*What you need to do*.
Print the entries below word for word; the pictures stay out of your copy.
____ Data listing
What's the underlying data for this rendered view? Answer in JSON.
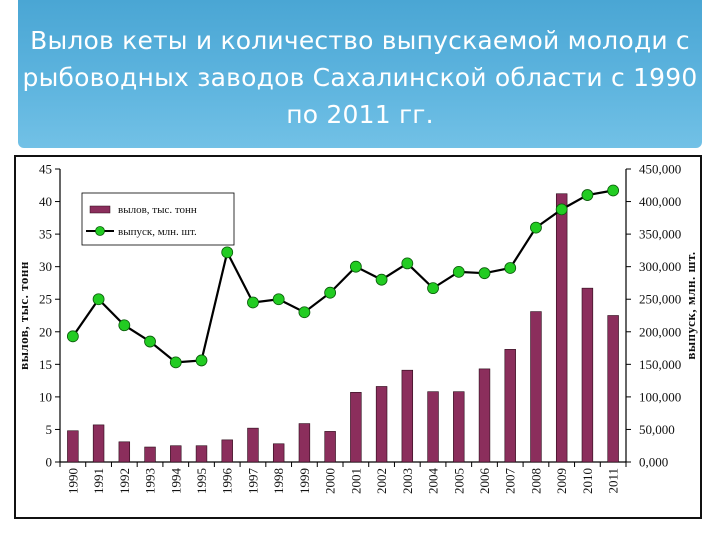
{
  "slide": {
    "title": "Вылов кеты и количество выпускаемой молоди с рыбоводных заводов Сахалинской области с 1990 по 2011 гг."
  },
  "colors": {
    "header": "#5fb5df",
    "bar": "#8b2e5c",
    "line": "#000000",
    "marker": "#22cc22"
  },
  "chart_data": {
    "type": "bar",
    "categories": [
      "1990",
      "1991",
      "1992",
      "1993",
      "1994",
      "1995",
      "1996",
      "1997",
      "1998",
      "1999",
      "2000",
      "2001",
      "2002",
      "2003",
      "2004",
      "2005",
      "2006",
      "2007",
      "2008",
      "2009",
      "2010",
      "2011"
    ],
    "series": [
      {
        "name": "вылов, тыс. тонн",
        "type": "bar",
        "axis": "left",
        "values": [
          4.8,
          5.7,
          3.1,
          2.3,
          2.5,
          2.5,
          3.4,
          5.2,
          2.8,
          5.9,
          4.7,
          10.7,
          11.6,
          14.1,
          10.8,
          10.8,
          14.3,
          17.3,
          23.1,
          41.2,
          26.7,
          22.5
        ]
      },
      {
        "name": "выпуск, млн. шт.",
        "type": "line",
        "axis": "right",
        "values": [
          193000,
          250000,
          210000,
          185000,
          153000,
          156000,
          322000,
          245000,
          250000,
          230000,
          260000,
          300000,
          280000,
          305000,
          267000,
          292000,
          290000,
          298000,
          360000,
          388000,
          410000,
          417000
        ]
      }
    ],
    "ylabel": "вылов, тыс. тонн",
    "y2label": "выпуск, млн. шт.",
    "ylim": [
      0,
      45
    ],
    "y2lim": [
      0,
      450000
    ],
    "yticks": [
      "0",
      "5",
      "10",
      "15",
      "20",
      "25",
      "30",
      "35",
      "40",
      "45"
    ],
    "y2ticks": [
      "0,000",
      "50,000",
      "100,000",
      "150,000",
      "200,000",
      "250,000",
      "300,000",
      "350,000",
      "400,000",
      "450,000"
    ],
    "legend": "top-left",
    "grid": false
  }
}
________
*Response to this task*.
What's the underlying data for this rendered view? Answer in JSON.
{
  "slide": {
    "title": "Вылов кеты и количество выпускаемой молоди с рыбоводных заводов Сахалинской области с 1990 по 2011 гг."
  },
  "colors": {
    "header": "#5fb5df",
    "bar": "#8b2e5c",
    "line": "#000000",
    "marker": "#22cc22"
  },
  "chart_data": {
    "type": "bar",
    "categories": [
      "1990",
      "1991",
      "1992",
      "1993",
      "1994",
      "1995",
      "1996",
      "1997",
      "1998",
      "1999",
      "2000",
      "2001",
      "2002",
      "2003",
      "2004",
      "2005",
      "2006",
      "2007",
      "2008",
      "2009",
      "2010",
      "2011"
    ],
    "series": [
      {
        "name": "вылов, тыс. тонн",
        "type": "bar",
        "axis": "left",
        "values": [
          4.8,
          5.7,
          3.1,
          2.3,
          2.5,
          2.5,
          3.4,
          5.2,
          2.8,
          5.9,
          4.7,
          10.7,
          11.6,
          14.1,
          10.8,
          10.8,
          14.3,
          17.3,
          23.1,
          41.2,
          26.7,
          22.5
        ]
      },
      {
        "name": "выпуск, млн. шт.",
        "type": "line",
        "axis": "right",
        "values": [
          193000,
          250000,
          210000,
          185000,
          153000,
          156000,
          322000,
          245000,
          250000,
          230000,
          260000,
          300000,
          280000,
          305000,
          267000,
          292000,
          290000,
          298000,
          360000,
          388000,
          410000,
          417000
        ]
      }
    ],
    "ylabel": "вылов, тыс. тонн",
    "y2label": "выпуск, млн. шт.",
    "ylim": [
      0,
      45
    ],
    "y2lim": [
      0,
      450000
    ],
    "yticks": [
      "0",
      "5",
      "10",
      "15",
      "20",
      "25",
      "30",
      "35",
      "40",
      "45"
    ],
    "y2ticks": [
      "0,000",
      "50,000",
      "100,000",
      "150,000",
      "200,000",
      "250,000",
      "300,000",
      "350,000",
      "400,000",
      "450,000"
    ],
    "legend": "top-left",
    "grid": false
  }
}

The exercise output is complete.